Copy the items below word for word.

---*---

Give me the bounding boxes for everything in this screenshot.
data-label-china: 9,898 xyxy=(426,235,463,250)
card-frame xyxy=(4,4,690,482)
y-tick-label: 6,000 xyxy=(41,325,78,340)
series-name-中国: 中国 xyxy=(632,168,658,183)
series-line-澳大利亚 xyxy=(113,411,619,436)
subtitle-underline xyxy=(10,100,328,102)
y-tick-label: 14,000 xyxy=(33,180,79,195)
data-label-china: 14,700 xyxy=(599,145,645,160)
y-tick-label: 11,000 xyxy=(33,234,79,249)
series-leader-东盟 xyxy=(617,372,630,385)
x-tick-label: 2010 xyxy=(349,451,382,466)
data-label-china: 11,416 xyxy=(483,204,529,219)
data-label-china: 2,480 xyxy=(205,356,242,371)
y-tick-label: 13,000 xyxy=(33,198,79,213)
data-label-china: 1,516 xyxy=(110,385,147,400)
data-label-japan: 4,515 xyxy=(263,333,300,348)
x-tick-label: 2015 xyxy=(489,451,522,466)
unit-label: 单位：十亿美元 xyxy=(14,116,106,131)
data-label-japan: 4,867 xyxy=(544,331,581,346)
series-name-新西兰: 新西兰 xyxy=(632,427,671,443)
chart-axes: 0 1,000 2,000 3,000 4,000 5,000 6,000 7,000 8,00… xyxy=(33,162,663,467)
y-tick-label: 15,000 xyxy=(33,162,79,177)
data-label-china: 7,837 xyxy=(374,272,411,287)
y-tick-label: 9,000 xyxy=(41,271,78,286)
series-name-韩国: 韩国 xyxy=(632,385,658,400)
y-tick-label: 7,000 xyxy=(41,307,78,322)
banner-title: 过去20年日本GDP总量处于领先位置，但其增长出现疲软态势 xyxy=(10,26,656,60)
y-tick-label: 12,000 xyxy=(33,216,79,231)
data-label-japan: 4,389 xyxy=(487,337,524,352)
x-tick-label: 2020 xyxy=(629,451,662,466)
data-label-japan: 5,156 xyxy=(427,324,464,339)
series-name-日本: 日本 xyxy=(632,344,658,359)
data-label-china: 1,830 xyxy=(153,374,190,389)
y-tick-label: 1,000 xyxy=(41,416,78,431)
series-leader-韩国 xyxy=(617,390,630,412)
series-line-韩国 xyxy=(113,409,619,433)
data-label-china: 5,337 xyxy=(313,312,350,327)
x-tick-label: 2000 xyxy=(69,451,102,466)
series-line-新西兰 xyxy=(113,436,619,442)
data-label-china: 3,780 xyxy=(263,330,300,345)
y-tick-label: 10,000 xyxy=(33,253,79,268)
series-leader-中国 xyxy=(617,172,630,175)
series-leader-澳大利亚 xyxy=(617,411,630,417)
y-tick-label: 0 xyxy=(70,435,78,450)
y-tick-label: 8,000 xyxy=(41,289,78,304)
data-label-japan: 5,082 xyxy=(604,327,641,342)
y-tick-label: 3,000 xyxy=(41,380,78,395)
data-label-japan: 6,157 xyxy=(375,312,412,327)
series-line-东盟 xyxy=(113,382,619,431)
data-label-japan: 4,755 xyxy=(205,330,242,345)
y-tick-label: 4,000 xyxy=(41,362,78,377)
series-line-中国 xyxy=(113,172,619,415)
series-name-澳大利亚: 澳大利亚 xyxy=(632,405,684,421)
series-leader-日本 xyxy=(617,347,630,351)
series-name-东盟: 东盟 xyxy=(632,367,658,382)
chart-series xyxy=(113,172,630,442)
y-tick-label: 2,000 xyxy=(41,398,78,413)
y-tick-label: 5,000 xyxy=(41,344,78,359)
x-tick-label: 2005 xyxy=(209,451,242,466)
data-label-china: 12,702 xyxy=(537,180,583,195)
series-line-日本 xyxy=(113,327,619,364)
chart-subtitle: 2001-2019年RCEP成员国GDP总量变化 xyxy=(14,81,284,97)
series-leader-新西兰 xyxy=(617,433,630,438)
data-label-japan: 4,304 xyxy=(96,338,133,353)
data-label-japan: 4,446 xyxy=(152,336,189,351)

---*---

# RESPONSE:
Give me the bounding boxes for everything in this screenshot.
data-label-china: 9,898 xyxy=(426,235,463,250)
card-frame xyxy=(4,4,690,482)
y-tick-label: 6,000 xyxy=(41,325,78,340)
series-name-中国: 中国 xyxy=(632,168,658,183)
series-line-澳大利亚 xyxy=(113,411,619,436)
subtitle-underline xyxy=(10,100,328,102)
y-tick-label: 14,000 xyxy=(33,180,79,195)
data-label-china: 14,700 xyxy=(599,145,645,160)
y-tick-label: 11,000 xyxy=(33,234,79,249)
series-leader-东盟 xyxy=(617,372,630,385)
x-tick-label: 2010 xyxy=(349,451,382,466)
data-label-china: 11,416 xyxy=(483,204,529,219)
data-label-china: 2,480 xyxy=(205,356,242,371)
y-tick-label: 13,000 xyxy=(33,198,79,213)
data-label-china: 1,516 xyxy=(110,385,147,400)
data-label-japan: 4,515 xyxy=(263,333,300,348)
x-tick-label: 2015 xyxy=(489,451,522,466)
unit-label: 单位：十亿美元 xyxy=(14,116,106,131)
data-label-japan: 4,867 xyxy=(544,331,581,346)
series-name-新西兰: 新西兰 xyxy=(632,427,671,443)
chart-axes: 0 1,000 2,000 3,000 4,000 5,000 6,000 7,000 8,00… xyxy=(33,162,663,467)
y-tick-label: 15,000 xyxy=(33,162,79,177)
data-label-china: 7,837 xyxy=(374,272,411,287)
y-tick-label: 9,000 xyxy=(41,271,78,286)
series-name-韩国: 韩国 xyxy=(632,385,658,400)
y-tick-label: 7,000 xyxy=(41,307,78,322)
banner-title: 过去20年日本GDP总量处于领先位置，但其增长出现疲软态势 xyxy=(10,26,656,60)
y-tick-label: 12,000 xyxy=(33,216,79,231)
data-label-japan: 4,389 xyxy=(487,337,524,352)
x-tick-label: 2020 xyxy=(629,451,662,466)
data-label-japan: 5,156 xyxy=(427,324,464,339)
series-name-日本: 日本 xyxy=(632,344,658,359)
data-label-china: 1,830 xyxy=(153,374,190,389)
y-tick-label: 1,000 xyxy=(41,416,78,431)
series-leader-韩国 xyxy=(617,390,630,412)
series-line-韩国 xyxy=(113,409,619,433)
data-label-china: 5,337 xyxy=(313,312,350,327)
x-tick-label: 2000 xyxy=(69,451,102,466)
series-line-新西兰 xyxy=(113,436,619,442)
data-label-china: 3,780 xyxy=(263,330,300,345)
y-tick-label: 10,000 xyxy=(33,253,79,268)
series-leader-中国 xyxy=(617,172,630,175)
series-leader-澳大利亚 xyxy=(617,411,630,417)
y-tick-label: 0 xyxy=(70,435,78,450)
y-tick-label: 8,000 xyxy=(41,289,78,304)
data-label-japan: 5,082 xyxy=(604,327,641,342)
y-tick-label: 3,000 xyxy=(41,380,78,395)
data-label-japan: 6,157 xyxy=(375,312,412,327)
series-line-东盟 xyxy=(113,382,619,431)
data-label-japan: 4,755 xyxy=(205,330,242,345)
y-tick-label: 4,000 xyxy=(41,362,78,377)
series-line-中国 xyxy=(113,172,619,415)
series-name-澳大利亚: 澳大利亚 xyxy=(632,405,684,421)
series-leader-日本 xyxy=(617,347,630,351)
series-name-东盟: 东盟 xyxy=(632,367,658,382)
chart-series xyxy=(113,172,630,442)
y-tick-label: 2,000 xyxy=(41,398,78,413)
y-tick-label: 5,000 xyxy=(41,344,78,359)
x-tick-label: 2005 xyxy=(209,451,242,466)
data-label-china: 12,702 xyxy=(537,180,583,195)
series-line-日本 xyxy=(113,327,619,364)
chart-subtitle: 2001-2019年RCEP成员国GDP总量变化 xyxy=(14,81,284,97)
series-leader-新西兰 xyxy=(617,433,630,438)
data-label-japan: 4,304 xyxy=(96,338,133,353)
data-label-japan: 4,446 xyxy=(152,336,189,351)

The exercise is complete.